> [GIVEN EXERCISE]: Look through the listing for the word "rate". Copy each line that has it.

> [Excerpts from a figure dataset]:
# # #

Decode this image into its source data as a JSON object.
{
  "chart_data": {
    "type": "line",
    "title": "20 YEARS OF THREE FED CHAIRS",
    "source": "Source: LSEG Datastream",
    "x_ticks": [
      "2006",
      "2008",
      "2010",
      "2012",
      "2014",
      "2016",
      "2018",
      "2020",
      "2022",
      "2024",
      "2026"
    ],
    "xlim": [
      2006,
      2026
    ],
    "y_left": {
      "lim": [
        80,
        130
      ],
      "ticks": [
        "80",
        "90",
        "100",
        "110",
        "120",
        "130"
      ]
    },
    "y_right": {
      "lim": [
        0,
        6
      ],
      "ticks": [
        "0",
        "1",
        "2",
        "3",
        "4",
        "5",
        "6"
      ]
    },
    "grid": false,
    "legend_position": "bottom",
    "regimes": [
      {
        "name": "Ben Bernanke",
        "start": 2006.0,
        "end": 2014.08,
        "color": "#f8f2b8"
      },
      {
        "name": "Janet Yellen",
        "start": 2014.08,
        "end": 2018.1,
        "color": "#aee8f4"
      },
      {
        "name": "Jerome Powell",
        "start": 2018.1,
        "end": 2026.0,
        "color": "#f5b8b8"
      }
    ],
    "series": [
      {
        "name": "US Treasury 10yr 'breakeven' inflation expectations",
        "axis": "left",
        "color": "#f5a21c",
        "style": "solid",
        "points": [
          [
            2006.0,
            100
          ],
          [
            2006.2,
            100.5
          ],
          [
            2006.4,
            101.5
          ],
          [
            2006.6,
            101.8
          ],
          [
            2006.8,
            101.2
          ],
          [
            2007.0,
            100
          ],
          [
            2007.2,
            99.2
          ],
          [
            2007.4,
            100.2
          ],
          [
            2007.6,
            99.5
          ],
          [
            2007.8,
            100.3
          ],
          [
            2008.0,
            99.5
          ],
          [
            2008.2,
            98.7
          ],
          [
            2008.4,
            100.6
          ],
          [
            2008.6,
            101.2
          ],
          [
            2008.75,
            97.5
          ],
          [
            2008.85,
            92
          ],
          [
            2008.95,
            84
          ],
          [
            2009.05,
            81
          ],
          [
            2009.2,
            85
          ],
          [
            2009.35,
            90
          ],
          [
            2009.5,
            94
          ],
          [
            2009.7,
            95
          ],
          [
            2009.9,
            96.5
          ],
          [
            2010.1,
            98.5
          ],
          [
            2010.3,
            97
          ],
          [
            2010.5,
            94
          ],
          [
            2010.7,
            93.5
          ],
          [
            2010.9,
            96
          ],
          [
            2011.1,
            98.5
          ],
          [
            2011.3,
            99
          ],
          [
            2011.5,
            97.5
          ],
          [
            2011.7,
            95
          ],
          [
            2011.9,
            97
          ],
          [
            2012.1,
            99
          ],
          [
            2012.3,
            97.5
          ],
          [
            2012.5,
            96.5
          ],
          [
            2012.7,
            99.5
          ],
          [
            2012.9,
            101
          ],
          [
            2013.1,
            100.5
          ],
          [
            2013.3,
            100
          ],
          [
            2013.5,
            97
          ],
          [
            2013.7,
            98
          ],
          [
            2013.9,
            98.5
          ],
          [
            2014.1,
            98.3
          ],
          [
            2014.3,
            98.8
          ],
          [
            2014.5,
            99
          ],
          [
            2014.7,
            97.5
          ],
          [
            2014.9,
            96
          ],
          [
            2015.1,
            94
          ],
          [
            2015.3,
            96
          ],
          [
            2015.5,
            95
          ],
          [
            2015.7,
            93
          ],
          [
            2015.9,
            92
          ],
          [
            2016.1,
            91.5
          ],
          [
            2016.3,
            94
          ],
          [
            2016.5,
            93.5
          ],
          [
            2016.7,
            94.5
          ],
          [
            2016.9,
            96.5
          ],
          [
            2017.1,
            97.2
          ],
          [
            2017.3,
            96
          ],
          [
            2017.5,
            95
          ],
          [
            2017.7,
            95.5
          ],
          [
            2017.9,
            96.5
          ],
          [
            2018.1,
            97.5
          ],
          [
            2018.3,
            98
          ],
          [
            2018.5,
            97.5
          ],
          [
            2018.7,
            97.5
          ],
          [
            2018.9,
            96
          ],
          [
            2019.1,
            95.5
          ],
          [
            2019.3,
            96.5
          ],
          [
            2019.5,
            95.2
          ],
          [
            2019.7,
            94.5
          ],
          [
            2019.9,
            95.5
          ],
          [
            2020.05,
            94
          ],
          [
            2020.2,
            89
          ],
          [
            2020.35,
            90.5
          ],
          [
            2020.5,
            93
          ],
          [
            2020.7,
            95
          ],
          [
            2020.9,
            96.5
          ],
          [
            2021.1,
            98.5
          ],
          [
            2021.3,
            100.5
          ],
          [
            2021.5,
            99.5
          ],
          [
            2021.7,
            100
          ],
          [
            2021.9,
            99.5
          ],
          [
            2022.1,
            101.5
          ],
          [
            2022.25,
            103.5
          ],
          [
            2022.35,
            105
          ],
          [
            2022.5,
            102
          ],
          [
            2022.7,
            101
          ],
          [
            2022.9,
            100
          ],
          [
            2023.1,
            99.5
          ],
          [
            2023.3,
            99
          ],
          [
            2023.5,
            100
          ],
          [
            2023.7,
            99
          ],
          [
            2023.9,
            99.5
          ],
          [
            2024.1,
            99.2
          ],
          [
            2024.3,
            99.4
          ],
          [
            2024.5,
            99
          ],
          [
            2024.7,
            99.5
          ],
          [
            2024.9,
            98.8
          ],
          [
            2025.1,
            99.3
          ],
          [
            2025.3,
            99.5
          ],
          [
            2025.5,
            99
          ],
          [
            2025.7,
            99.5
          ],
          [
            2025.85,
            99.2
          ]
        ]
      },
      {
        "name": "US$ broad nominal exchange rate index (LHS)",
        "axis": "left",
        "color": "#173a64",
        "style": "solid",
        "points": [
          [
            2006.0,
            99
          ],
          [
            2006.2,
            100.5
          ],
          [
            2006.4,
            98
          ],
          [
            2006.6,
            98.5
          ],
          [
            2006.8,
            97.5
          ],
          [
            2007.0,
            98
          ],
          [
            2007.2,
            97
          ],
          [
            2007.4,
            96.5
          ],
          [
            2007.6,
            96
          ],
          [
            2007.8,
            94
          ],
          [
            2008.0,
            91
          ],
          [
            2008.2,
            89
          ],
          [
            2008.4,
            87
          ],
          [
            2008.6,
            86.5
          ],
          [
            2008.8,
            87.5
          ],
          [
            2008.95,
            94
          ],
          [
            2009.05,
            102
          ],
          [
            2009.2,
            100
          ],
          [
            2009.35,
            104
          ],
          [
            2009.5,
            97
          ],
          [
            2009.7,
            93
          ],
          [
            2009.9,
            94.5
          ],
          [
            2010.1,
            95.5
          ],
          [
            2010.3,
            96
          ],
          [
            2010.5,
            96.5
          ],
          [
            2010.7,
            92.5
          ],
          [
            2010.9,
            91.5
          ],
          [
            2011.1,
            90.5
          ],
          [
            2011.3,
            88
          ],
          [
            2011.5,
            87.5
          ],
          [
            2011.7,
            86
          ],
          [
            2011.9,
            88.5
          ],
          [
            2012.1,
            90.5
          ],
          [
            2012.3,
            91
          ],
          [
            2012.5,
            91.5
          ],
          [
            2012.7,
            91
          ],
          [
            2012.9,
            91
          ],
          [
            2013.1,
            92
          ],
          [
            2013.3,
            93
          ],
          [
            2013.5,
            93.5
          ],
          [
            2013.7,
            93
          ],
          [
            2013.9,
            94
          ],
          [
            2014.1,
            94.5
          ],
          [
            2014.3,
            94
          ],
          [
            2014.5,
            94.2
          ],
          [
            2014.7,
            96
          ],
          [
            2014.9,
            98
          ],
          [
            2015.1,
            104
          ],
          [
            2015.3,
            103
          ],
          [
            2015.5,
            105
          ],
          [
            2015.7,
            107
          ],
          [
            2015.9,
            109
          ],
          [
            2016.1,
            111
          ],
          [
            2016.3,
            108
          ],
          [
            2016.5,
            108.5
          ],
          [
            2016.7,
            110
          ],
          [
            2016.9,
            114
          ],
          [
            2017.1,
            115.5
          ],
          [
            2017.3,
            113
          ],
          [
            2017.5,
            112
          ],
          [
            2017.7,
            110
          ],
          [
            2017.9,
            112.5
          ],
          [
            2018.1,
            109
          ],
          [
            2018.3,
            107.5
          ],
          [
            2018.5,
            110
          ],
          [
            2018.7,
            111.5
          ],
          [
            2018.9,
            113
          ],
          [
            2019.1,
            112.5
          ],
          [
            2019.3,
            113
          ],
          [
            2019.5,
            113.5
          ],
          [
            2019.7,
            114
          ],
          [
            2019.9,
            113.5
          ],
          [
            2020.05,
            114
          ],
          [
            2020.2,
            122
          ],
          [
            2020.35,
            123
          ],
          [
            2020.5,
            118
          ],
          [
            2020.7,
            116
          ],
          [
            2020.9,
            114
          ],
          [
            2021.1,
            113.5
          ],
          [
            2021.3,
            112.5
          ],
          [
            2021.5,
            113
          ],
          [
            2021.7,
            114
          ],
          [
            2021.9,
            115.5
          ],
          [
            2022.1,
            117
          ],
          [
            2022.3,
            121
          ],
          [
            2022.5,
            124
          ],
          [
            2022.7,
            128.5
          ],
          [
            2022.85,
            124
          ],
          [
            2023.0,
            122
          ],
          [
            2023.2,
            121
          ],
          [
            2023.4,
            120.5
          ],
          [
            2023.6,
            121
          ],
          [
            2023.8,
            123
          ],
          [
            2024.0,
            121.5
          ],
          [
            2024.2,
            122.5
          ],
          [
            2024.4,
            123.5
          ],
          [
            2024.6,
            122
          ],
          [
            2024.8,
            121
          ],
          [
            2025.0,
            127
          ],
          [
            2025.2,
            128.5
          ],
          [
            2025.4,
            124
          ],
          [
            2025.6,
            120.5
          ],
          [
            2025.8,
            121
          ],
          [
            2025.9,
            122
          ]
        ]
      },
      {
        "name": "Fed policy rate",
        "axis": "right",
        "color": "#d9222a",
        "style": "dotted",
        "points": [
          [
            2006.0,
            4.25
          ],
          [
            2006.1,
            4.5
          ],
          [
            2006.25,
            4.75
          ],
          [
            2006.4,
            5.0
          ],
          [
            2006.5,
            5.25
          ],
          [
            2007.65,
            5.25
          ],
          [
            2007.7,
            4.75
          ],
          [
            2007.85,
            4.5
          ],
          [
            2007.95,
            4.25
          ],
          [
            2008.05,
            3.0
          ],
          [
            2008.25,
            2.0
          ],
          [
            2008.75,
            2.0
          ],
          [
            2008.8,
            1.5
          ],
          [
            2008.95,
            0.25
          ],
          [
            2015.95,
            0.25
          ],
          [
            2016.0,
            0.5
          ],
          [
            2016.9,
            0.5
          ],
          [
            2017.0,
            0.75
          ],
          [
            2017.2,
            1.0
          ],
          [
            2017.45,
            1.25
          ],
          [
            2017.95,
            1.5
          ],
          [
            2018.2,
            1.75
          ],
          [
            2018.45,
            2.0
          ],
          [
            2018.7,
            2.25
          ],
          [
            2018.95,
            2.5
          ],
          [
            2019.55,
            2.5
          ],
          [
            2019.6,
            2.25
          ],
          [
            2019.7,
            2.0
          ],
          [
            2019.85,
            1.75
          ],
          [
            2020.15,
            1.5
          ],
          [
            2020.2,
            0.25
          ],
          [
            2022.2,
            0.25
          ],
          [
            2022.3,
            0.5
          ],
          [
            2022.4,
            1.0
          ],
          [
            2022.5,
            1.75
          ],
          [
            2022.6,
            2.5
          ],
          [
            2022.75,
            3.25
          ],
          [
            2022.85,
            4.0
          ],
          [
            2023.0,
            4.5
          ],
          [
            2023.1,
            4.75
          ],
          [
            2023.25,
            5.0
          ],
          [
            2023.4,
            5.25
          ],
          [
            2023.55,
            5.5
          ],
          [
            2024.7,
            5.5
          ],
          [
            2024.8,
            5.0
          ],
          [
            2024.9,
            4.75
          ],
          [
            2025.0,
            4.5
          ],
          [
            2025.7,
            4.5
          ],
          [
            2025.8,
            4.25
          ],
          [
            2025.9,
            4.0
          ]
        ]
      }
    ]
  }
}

# # #

> [WRITTEN ANSWER]:
        "name": "US$ broad nominal exchange rate index (LHS)",
        "name": "Fed policy rate",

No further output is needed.